(Figure record listings)
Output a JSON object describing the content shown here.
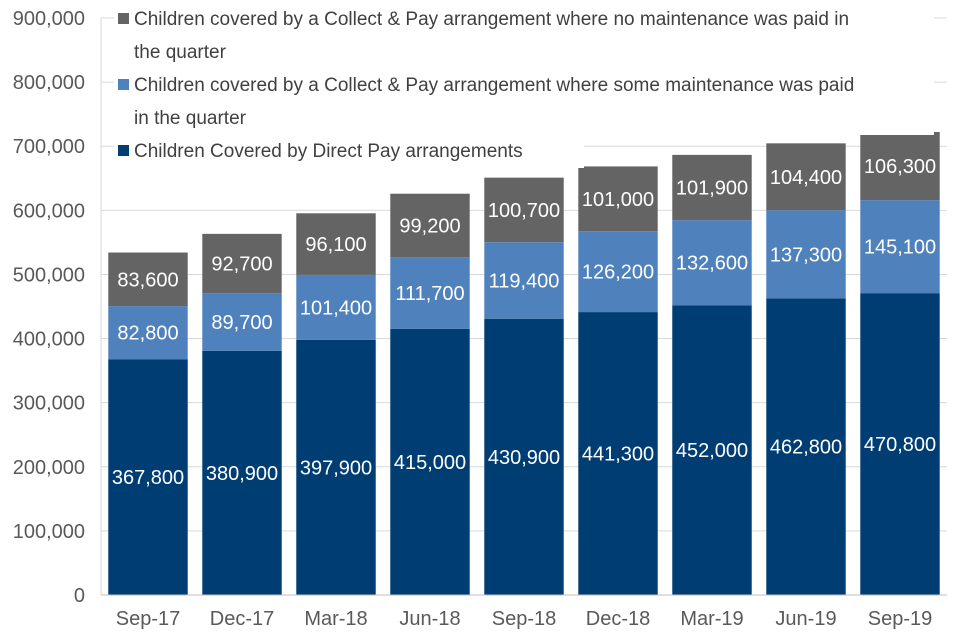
{
  "chart_data": {
    "type": "bar",
    "stacked": true,
    "categories": [
      "Sep-17",
      "Dec-17",
      "Mar-18",
      "Jun-18",
      "Sep-18",
      "Dec-18",
      "Mar-19",
      "Jun-19",
      "Sep-19"
    ],
    "series": [
      {
        "name": "Children Covered by Direct Pay arrangements",
        "color": "#003D73",
        "values": [
          367800,
          380900,
          397900,
          415000,
          430900,
          441300,
          452000,
          462800,
          470800
        ],
        "labels": [
          "367,800",
          "380,900",
          "397,900",
          "415,000",
          "430,900",
          "441,300",
          "452,000",
          "462,800",
          "470,800"
        ]
      },
      {
        "name": "Children covered by a Collect & Pay arrangement where some maintenance was paid in the quarter",
        "color": "#4F81BD",
        "values": [
          82800,
          89700,
          101400,
          111700,
          119400,
          126200,
          132600,
          137300,
          145100
        ],
        "labels": [
          "82,800",
          "89,700",
          "101,400",
          "111,700",
          "119,400",
          "126,200",
          "132,600",
          "137,300",
          "145,100"
        ]
      },
      {
        "name": "Children covered by a Collect & Pay arrangement where no maintenance was paid in the quarter",
        "color": "#646464",
        "values": [
          83600,
          92700,
          96100,
          99200,
          100700,
          101000,
          101900,
          104400,
          106300
        ],
        "labels": [
          "83,600",
          "92,700",
          "96,100",
          "99,200",
          "100,700",
          "101,000",
          "101,900",
          "104,400",
          "106,300"
        ]
      }
    ],
    "ylim": [
      0,
      900000
    ],
    "yticks": [
      0,
      100000,
      200000,
      300000,
      400000,
      500000,
      600000,
      700000,
      800000,
      900000
    ],
    "ytick_labels": [
      "0",
      "100,000",
      "200,000",
      "300,000",
      "400,000",
      "500,000",
      "600,000",
      "700,000",
      "800,000",
      "900,000"
    ],
    "grid": true,
    "legend": {
      "placement": "top-left",
      "order": [
        2,
        1,
        0
      ],
      "lines": [
        [
          "Children covered by a Collect & Pay arrangement where no maintenance was paid in",
          "the quarter"
        ],
        [
          "Children covered by a Collect & Pay arrangement where some maintenance was paid",
          "in the quarter"
        ],
        [
          "Children Covered by Direct Pay arrangements"
        ]
      ]
    },
    "title": "",
    "xlabel": "",
    "ylabel": ""
  }
}
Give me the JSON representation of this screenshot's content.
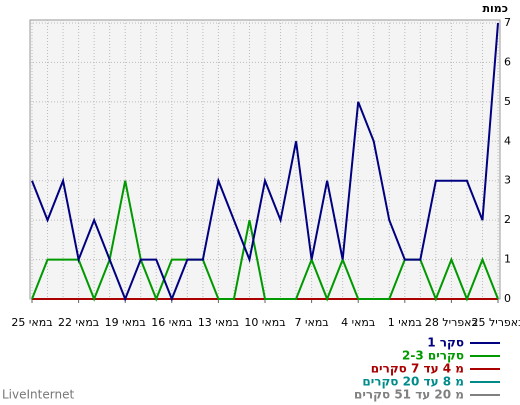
{
  "chart_data": {
    "type": "line",
    "y_label": "כמות",
    "categories": [
      "25 במאי",
      null,
      null,
      "22 במאי",
      null,
      null,
      "19 במאי",
      null,
      null,
      "16 במאי",
      null,
      null,
      "13 במאי",
      null,
      null,
      "10 במאי",
      null,
      null,
      "7 במאי",
      null,
      null,
      "4 במאי",
      null,
      null,
      "1 במאי",
      null,
      null,
      "28 באפריל",
      null,
      null,
      "25 באפריל"
    ],
    "series": [
      {
        "name": "סקר 1",
        "color": "#000080",
        "values": [
          3,
          2,
          3,
          1,
          2,
          1,
          0,
          1,
          1,
          0,
          1,
          1,
          3,
          2,
          1,
          3,
          2,
          4,
          1,
          3,
          1,
          5,
          4,
          2,
          1,
          1,
          3,
          3,
          3,
          2,
          7
        ]
      },
      {
        "name": "2-3 סקרים",
        "color": "#009900",
        "values": [
          0,
          1,
          1,
          1,
          0,
          1,
          3,
          1,
          0,
          1,
          1,
          1,
          0,
          0,
          2,
          0,
          0,
          0,
          1,
          0,
          1,
          0,
          0,
          0,
          1,
          1,
          0,
          1,
          0,
          1,
          0
        ]
      },
      {
        "name": "מ 4 עד 7 סקרים",
        "color": "#aa0000",
        "values": [
          0,
          0,
          0,
          0,
          0,
          0,
          0,
          0,
          0,
          0,
          0,
          0,
          0,
          0,
          0,
          0,
          0,
          0,
          0,
          0,
          0,
          0,
          0,
          0,
          0,
          0,
          0,
          0,
          0,
          0,
          0
        ]
      },
      {
        "name": "מ 8 עד 20 סקרים",
        "color": "#008b8b",
        "values": [
          0,
          0,
          0,
          0,
          0,
          0,
          0,
          0,
          0,
          0,
          0,
          0,
          0,
          0,
          0,
          0,
          0,
          0,
          0,
          0,
          0,
          0,
          0,
          0,
          0,
          0,
          0,
          0,
          0,
          0,
          0
        ]
      },
      {
        "name": "מ 20 עד 51 סקרים",
        "color": "#808080",
        "values": [
          0,
          0,
          0,
          0,
          0,
          0,
          0,
          0,
          0,
          0,
          0,
          0,
          0,
          0,
          0,
          0,
          0,
          0,
          0,
          0,
          0,
          0,
          0,
          0,
          0,
          0,
          0,
          0,
          0,
          0,
          0
        ]
      }
    ],
    "ylim": [
      0,
      7
    ],
    "yticks": [
      0,
      1,
      2,
      3,
      4,
      5,
      6,
      7
    ],
    "grid": true,
    "footer": "LiveInternet"
  }
}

**Problem details:** Identify and copy lines that hold the string "quarter".

**Expected output:**
        "name": "Children covered by a Collect & Pay arrangement where some maintenance was paid in the quarter",
        "name": "Children covered by a Collect & Pay arrangement where no maintenance was paid in the quarter",
          "the quarter"
          "in the quarter"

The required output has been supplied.